## EXERCISE GOAL
Switch every "description" in the data below to "caption", and reproduce all other lines unchanged.

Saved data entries
%%

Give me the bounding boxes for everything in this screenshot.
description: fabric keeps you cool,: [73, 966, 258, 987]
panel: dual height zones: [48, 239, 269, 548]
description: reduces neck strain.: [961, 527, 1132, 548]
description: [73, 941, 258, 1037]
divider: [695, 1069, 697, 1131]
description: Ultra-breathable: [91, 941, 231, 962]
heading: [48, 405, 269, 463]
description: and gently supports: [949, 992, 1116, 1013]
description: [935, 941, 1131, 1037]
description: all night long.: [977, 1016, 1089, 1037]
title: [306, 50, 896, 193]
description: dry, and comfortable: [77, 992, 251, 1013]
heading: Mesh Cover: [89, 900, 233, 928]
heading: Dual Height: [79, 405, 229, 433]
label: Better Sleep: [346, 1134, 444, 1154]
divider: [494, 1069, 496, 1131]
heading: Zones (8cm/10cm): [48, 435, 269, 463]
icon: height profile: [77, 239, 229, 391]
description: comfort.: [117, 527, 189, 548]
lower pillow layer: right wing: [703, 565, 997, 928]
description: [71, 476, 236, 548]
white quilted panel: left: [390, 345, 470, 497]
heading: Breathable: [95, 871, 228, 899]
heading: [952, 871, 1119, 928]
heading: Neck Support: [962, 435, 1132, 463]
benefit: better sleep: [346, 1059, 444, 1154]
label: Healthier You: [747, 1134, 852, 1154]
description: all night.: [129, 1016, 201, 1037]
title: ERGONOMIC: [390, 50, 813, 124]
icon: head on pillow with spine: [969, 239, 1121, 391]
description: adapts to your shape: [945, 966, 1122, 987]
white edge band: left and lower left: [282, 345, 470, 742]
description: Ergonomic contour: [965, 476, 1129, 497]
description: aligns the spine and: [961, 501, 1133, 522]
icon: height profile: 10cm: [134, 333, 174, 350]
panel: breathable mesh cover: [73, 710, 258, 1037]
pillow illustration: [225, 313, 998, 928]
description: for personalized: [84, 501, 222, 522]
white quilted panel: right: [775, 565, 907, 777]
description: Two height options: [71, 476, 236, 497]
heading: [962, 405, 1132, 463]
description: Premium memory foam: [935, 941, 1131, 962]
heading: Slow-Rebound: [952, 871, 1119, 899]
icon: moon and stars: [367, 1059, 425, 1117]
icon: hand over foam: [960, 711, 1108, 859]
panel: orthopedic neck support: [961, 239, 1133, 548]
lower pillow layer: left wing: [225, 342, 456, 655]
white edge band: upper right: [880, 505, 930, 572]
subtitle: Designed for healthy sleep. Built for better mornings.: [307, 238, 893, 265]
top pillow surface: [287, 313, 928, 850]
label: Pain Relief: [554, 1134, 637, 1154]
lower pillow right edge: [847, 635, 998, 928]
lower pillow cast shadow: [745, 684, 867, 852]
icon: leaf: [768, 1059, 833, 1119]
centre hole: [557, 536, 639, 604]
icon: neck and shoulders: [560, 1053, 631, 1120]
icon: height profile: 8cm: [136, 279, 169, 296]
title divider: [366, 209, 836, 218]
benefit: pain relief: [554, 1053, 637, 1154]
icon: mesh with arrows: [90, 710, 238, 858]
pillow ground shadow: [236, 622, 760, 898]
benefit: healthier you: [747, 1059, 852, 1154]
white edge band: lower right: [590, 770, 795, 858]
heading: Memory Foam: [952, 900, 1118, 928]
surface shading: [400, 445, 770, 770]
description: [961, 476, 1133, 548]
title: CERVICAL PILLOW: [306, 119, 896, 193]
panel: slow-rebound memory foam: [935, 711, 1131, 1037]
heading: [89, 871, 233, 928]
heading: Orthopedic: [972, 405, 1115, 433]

%%

## THE SOLUTION
Give me the bounding boxes for everything in this screenshot.
caption: fabric keeps you cool,: [73, 966, 258, 987]
panel: dual height zones: [48, 239, 269, 548]
caption: reduces neck strain.: [961, 527, 1132, 548]
caption: [73, 941, 258, 1037]
divider: [695, 1069, 697, 1131]
caption: Ultra-breathable: [91, 941, 231, 962]
heading: [48, 405, 269, 463]
caption: and gently supports: [949, 992, 1116, 1013]
caption: [935, 941, 1131, 1037]
caption: all night long.: [977, 1016, 1089, 1037]
title: [306, 50, 896, 193]
caption: dry, and comfortable: [77, 992, 251, 1013]
heading: Mesh Cover: [89, 900, 233, 928]
heading: Dual Height: [79, 405, 229, 433]
label: Better Sleep: [346, 1134, 444, 1154]
divider: [494, 1069, 496, 1131]
heading: Zones (8cm/10cm): [48, 435, 269, 463]
icon: height profile: [77, 239, 229, 391]
caption: comfort.: [117, 527, 189, 548]
lower pillow layer: right wing: [703, 565, 997, 928]
caption: [71, 476, 236, 548]
white quilted panel: left: [390, 345, 470, 497]
heading: Breathable: [95, 871, 228, 899]
heading: [952, 871, 1119, 928]
heading: Neck Support: [962, 435, 1132, 463]
benefit: better sleep: [346, 1059, 444, 1154]
label: Healthier You: [747, 1134, 852, 1154]
caption: all night.: [129, 1016, 201, 1037]
title: ERGONOMIC: [390, 50, 813, 124]
icon: head on pillow with spine: [969, 239, 1121, 391]
caption: adapts to your shape: [945, 966, 1122, 987]
white edge band: left and lower left: [282, 345, 470, 742]
caption: Ergonomic contour: [965, 476, 1129, 497]
caption: aligns the spine and: [961, 501, 1133, 522]
icon: height profile: 10cm: [134, 333, 174, 350]
panel: breathable mesh cover: [73, 710, 258, 1037]
pillow illustration: [225, 313, 998, 928]
caption: for personalized: [84, 501, 222, 522]
white quilted panel: right: [775, 565, 907, 777]
caption: Two height options: [71, 476, 236, 497]
heading: [962, 405, 1132, 463]
caption: Premium memory foam: [935, 941, 1131, 962]
heading: Slow-Rebound: [952, 871, 1119, 899]
icon: moon and stars: [367, 1059, 425, 1117]
icon: hand over foam: [960, 711, 1108, 859]
panel: orthopedic neck support: [961, 239, 1133, 548]
lower pillow layer: left wing: [225, 342, 456, 655]
white edge band: upper right: [880, 505, 930, 572]
subtitle: Designed for healthy sleep. Built for better mornings.: [307, 238, 893, 265]
top pillow surface: [287, 313, 928, 850]
label: Pain Relief: [554, 1134, 637, 1154]
lower pillow right edge: [847, 635, 998, 928]
lower pillow cast shadow: [745, 684, 867, 852]
icon: leaf: [768, 1059, 833, 1119]
centre hole: [557, 536, 639, 604]
icon: neck and shoulders: [560, 1053, 631, 1120]
icon: height profile: 8cm: [136, 279, 169, 296]
title divider: [366, 209, 836, 218]
benefit: pain relief: [554, 1053, 637, 1154]
icon: mesh with arrows: [90, 710, 238, 858]
pillow ground shadow: [236, 622, 760, 898]
benefit: healthier you: [747, 1059, 852, 1154]
white edge band: lower right: [590, 770, 795, 858]
heading: Memory Foam: [952, 900, 1118, 928]
surface shading: [400, 445, 770, 770]
caption: [961, 476, 1133, 548]
title: CERVICAL PILLOW: [306, 119, 896, 193]
panel: slow-rebound memory foam: [935, 711, 1131, 1037]
heading: [89, 871, 233, 928]
heading: Orthopedic: [972, 405, 1115, 433]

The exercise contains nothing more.